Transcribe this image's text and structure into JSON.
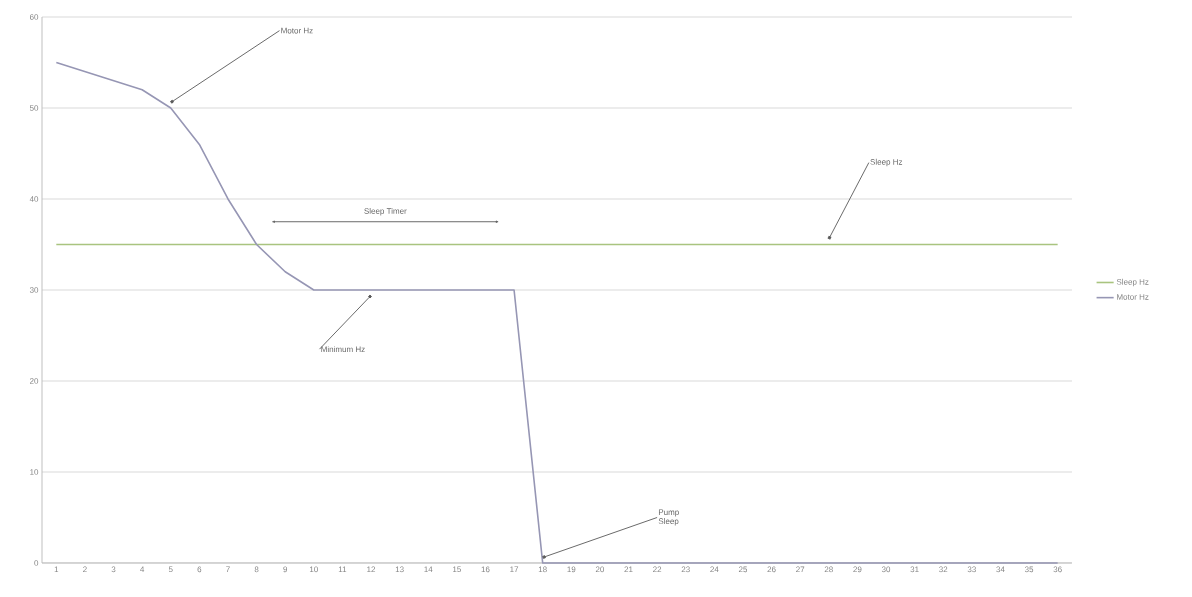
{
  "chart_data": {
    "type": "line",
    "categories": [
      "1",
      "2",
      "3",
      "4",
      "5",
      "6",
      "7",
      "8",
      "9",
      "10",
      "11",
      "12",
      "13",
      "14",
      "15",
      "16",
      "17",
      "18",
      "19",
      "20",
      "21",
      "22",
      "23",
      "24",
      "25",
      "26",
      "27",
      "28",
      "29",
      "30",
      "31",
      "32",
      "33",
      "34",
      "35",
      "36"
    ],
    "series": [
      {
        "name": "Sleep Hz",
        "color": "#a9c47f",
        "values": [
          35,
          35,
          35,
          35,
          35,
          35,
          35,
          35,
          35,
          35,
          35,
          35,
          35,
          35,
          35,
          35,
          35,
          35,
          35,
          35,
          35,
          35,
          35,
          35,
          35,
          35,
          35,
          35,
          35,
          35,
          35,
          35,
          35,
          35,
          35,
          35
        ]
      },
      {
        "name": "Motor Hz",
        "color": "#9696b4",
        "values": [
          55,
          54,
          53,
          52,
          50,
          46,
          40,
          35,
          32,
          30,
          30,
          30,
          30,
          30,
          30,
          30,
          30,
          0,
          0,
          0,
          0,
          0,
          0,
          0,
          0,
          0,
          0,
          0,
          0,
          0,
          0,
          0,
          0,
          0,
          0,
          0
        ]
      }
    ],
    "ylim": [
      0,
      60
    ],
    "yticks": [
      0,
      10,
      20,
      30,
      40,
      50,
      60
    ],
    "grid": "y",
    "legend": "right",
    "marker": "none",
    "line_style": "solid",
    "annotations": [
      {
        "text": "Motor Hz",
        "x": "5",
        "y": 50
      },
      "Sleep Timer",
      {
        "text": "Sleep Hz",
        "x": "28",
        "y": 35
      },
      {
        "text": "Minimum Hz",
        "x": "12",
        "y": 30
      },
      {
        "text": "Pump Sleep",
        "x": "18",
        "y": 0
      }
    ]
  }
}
┄┄┄┄┄┄┄┄┄┄┄┄┄┄┄┄┄┄┄┄
WHAT YOU HAVE TO DO: Above are the records. Identify each line that contains the word "Sleep".

TASK SOLUTION:
        "name": "Sleep Hz",
      "Sleep Timer",
        "text": "Sleep Hz",
        "text": "Pump Sleep",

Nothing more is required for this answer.